• Task goal: Pick every line from the data that holds the word "type".

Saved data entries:

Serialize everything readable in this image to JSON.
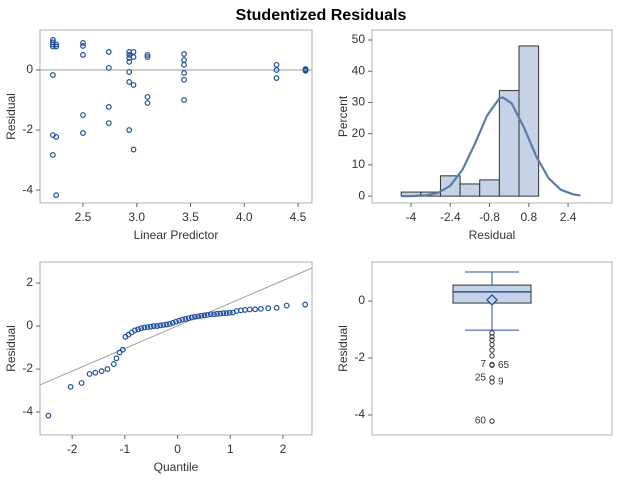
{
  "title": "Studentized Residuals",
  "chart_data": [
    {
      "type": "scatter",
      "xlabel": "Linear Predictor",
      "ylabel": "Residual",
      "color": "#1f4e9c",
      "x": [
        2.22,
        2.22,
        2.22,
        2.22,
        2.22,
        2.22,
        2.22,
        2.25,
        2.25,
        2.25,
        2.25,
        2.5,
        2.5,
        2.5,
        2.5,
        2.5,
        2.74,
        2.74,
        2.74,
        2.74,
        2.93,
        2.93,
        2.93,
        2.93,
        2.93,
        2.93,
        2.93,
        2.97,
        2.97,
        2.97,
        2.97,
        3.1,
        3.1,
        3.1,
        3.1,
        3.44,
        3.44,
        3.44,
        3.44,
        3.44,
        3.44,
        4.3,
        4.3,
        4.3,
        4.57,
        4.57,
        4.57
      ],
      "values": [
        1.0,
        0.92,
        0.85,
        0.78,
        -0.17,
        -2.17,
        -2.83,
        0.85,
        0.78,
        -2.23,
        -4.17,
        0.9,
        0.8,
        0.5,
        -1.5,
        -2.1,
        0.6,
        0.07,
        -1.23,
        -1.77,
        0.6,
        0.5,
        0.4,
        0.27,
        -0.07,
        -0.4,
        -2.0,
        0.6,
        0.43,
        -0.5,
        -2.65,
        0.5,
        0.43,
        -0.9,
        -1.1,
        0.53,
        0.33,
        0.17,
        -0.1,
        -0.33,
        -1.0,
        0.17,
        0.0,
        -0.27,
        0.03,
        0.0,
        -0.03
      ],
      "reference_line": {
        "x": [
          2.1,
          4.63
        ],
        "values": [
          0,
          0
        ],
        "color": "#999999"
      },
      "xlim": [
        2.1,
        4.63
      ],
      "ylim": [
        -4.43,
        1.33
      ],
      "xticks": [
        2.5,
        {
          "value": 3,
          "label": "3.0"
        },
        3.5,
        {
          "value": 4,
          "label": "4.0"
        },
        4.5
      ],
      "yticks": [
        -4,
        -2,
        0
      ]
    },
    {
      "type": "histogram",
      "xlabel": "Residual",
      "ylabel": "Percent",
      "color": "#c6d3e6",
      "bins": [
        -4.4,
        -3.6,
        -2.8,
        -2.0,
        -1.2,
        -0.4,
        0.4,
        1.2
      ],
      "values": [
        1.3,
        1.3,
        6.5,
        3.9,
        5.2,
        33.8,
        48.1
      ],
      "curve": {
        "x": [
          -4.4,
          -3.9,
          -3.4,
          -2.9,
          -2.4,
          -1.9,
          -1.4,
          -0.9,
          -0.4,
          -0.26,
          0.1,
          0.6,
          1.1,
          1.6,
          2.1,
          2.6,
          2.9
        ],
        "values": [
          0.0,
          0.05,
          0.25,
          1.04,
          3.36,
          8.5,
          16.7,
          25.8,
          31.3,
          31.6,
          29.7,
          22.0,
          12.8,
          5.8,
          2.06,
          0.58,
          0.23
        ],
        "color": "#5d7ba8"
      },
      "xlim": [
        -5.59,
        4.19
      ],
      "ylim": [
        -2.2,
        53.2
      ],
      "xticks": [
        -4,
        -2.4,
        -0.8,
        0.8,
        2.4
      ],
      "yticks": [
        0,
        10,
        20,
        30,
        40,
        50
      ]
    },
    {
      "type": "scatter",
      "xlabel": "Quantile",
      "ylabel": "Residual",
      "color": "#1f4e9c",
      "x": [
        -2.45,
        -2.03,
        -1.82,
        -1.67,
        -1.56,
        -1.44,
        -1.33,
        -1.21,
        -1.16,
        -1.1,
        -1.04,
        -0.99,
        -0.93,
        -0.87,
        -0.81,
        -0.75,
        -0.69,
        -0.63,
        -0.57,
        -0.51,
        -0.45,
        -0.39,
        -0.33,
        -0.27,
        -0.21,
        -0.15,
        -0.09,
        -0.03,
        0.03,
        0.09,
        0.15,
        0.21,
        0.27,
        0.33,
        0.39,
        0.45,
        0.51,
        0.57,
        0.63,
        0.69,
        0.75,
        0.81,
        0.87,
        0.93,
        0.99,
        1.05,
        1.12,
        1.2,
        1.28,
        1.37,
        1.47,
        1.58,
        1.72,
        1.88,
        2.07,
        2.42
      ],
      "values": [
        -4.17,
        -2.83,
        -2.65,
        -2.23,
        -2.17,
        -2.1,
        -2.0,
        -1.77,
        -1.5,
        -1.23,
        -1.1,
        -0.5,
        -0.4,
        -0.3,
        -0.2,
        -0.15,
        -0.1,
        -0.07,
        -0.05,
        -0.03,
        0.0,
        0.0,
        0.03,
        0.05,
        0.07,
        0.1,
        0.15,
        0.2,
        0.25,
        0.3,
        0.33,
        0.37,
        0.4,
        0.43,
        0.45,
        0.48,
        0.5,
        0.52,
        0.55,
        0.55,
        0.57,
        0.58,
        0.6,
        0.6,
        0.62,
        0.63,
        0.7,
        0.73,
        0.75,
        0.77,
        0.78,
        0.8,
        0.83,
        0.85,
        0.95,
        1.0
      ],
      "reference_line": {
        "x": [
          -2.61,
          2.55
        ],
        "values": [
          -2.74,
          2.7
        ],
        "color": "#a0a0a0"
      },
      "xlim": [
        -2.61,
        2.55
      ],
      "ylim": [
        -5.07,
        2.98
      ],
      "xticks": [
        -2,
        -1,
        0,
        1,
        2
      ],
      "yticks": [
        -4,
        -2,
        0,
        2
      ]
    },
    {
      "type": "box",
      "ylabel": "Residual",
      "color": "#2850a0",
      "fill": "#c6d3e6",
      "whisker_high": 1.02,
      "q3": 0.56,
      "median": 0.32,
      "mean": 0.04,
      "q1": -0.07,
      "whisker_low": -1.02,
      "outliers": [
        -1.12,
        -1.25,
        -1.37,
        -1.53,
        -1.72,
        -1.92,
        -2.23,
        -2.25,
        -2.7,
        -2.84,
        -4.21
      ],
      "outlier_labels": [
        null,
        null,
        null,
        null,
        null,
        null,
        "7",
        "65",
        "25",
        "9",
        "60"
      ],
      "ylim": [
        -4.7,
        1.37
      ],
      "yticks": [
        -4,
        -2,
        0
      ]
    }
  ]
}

• Reply:
      "type": "scatter",
      "type": "histogram",
      "type": "scatter",
      "type": "box",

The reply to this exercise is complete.